PROBLEM TO SOLVE ▸ Produce an exact copy of all the records.

-- start PROVIDED DATA --

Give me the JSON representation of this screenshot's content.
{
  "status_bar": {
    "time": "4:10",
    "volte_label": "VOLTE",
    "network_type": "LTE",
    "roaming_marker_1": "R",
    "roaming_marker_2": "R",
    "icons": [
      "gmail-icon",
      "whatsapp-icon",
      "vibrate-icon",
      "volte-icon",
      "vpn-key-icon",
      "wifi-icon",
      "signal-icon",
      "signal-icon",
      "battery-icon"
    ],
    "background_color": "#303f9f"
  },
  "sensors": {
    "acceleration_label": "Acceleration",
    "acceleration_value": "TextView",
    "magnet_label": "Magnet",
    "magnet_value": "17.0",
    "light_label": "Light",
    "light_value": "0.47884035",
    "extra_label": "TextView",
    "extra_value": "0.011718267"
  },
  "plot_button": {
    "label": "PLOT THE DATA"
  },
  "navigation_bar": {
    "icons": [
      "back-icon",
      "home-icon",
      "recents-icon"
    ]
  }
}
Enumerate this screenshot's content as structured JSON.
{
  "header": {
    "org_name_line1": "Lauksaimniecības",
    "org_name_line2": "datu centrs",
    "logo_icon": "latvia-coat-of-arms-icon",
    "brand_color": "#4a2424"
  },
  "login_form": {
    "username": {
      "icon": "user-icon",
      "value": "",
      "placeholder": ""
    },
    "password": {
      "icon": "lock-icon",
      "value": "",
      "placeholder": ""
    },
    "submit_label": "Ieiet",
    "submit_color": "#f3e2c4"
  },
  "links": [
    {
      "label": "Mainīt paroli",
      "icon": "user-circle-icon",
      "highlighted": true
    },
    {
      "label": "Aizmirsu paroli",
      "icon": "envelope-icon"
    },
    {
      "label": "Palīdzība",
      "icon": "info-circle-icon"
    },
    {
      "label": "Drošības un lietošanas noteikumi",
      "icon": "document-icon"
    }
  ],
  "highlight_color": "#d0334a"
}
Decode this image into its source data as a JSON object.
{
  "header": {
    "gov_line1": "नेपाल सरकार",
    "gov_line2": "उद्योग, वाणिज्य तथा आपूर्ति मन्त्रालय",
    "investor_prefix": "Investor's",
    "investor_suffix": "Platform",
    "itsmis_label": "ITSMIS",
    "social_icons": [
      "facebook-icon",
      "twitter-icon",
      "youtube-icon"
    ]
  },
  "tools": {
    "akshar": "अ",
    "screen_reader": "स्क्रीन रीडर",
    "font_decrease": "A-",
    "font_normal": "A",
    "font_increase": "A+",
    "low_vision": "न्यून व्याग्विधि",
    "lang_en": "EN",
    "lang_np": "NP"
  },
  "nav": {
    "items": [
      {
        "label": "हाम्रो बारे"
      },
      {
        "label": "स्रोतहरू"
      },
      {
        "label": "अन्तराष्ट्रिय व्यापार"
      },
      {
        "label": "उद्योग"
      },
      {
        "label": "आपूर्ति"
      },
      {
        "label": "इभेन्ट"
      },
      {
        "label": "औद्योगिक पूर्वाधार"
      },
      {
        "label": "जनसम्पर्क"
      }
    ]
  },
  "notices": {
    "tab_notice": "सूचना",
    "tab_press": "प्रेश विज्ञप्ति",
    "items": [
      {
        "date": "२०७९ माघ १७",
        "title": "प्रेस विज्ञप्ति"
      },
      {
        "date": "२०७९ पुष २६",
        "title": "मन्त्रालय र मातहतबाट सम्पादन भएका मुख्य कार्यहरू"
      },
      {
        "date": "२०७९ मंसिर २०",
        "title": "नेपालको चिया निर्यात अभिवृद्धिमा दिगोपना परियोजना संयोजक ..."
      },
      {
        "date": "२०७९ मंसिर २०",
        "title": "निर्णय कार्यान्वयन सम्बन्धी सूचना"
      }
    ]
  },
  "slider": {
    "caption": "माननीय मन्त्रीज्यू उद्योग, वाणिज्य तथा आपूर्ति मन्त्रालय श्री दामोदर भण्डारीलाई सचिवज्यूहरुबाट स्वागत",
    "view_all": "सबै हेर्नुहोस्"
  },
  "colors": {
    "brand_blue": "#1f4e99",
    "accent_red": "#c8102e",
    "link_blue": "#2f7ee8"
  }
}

-- end PROVIDED DATA --

RESPONSE TO THIS EXERCISE ▸
Give me the JSON representation of this screenshot's content.
{
  "status_bar": {
    "time": "4:10",
    "volte_label": "VOLTE",
    "network_type": "LTE",
    "roaming_marker_1": "R",
    "roaming_marker_2": "R",
    "icons": [
      "gmail-icon",
      "whatsapp-icon",
      "vibrate-icon",
      "volte-icon",
      "vpn-key-icon",
      "wifi-icon",
      "signal-icon",
      "signal-icon",
      "battery-icon"
    ],
    "background_color": "#303f9f"
  },
  "sensors": {
    "acceleration_label": "Acceleration",
    "acceleration_value": "TextView",
    "magnet_label": "Magnet",
    "magnet_value": "17.0",
    "light_label": "Light",
    "light_value": "0.47884035",
    "extra_label": "TextView",
    "extra_value": "0.011718267"
  },
  "plot_button": {
    "label": "PLOT THE DATA"
  },
  "navigation_bar": {
    "icons": [
      "back-icon",
      "home-icon",
      "recents-icon"
    ]
  }
}
Enumerate this screenshot's content as structured JSON.
{
  "header": {
    "org_name_line1": "Lauksaimniecības",
    "org_name_line2": "datu centrs",
    "logo_icon": "latvia-coat-of-arms-icon",
    "brand_color": "#4a2424"
  },
  "login_form": {
    "username": {
      "icon": "user-icon",
      "value": "",
      "placeholder": ""
    },
    "password": {
      "icon": "lock-icon",
      "value": "",
      "placeholder": ""
    },
    "submit_label": "Ieiet",
    "submit_color": "#f3e2c4"
  },
  "links": [
    {
      "label": "Mainīt paroli",
      "icon": "user-circle-icon",
      "highlighted": true
    },
    {
      "label": "Aizmirsu paroli",
      "icon": "envelope-icon"
    },
    {
      "label": "Palīdzība",
      "icon": "info-circle-icon"
    },
    {
      "label": "Drošības un lietošanas noteikumi",
      "icon": "document-icon"
    }
  ],
  "highlight_color": "#d0334a"
}
Decode this image into its source data as a JSON object.
{
  "header": {
    "gov_line1": "नेपाल सरकार",
    "gov_line2": "उद्योग, वाणिज्य तथा आपूर्ति मन्त्रालय",
    "investor_prefix": "Investor's",
    "investor_suffix": "Platform",
    "itsmis_label": "ITSMIS",
    "social_icons": [
      "facebook-icon",
      "twitter-icon",
      "youtube-icon"
    ]
  },
  "tools": {
    "akshar": "अ",
    "screen_reader": "स्क्रीन रीडर",
    "font_decrease": "A-",
    "font_normal": "A",
    "font_increase": "A+",
    "low_vision": "न्यून व्याग्विधि",
    "lang_en": "EN",
    "lang_np": "NP"
  },
  "nav": {
    "items": [
      {
        "label": "हाम्रो बारे"
      },
      {
        "label": "स्रोतहरू"
      },
      {
        "label": "अन्तराष्ट्रिय व्यापार"
      },
      {
        "label": "उद्योग"
      },
      {
        "label": "आपूर्ति"
      },
      {
        "label": "इभेन्ट"
      },
      {
        "label": "औद्योगिक पूर्वाधार"
      },
      {
        "label": "जनसम्पर्क"
      }
    ]
  },
  "notices": {
    "tab_notice": "सूचना",
    "tab_press": "प्रेश विज्ञप्ति",
    "items": [
      {
        "date": "२०७९ माघ १७",
        "title": "प्रेस विज्ञप्ति"
      },
      {
        "date": "२०७९ पुष २६",
        "title": "मन्त्रालय र मातहतबाट सम्पादन भएका मुख्य कार्यहरू"
      },
      {
        "date": "२०७९ मंसिर २०",
        "title": "नेपालको चिया निर्यात अभिवृद्धिमा दिगोपना परियोजना संयोजक ..."
      },
      {
        "date": "२०७९ मंसिर २०",
        "title": "निर्णय कार्यान्वयन सम्बन्धी सूचना"
      }
    ]
  },
  "slider": {
    "caption": "माननीय मन्त्रीज्यू उद्योग, वाणिज्य तथा आपूर्ति मन्त्रालय श्री दामोदर भण्डारीलाई सचिवज्यूहरुबाट स्वागत",
    "view_all": "सबै हेर्नुहोस्"
  },
  "colors": {
    "brand_blue": "#1f4e99",
    "accent_red": "#c8102e",
    "link_blue": "#2f7ee8"
  }
}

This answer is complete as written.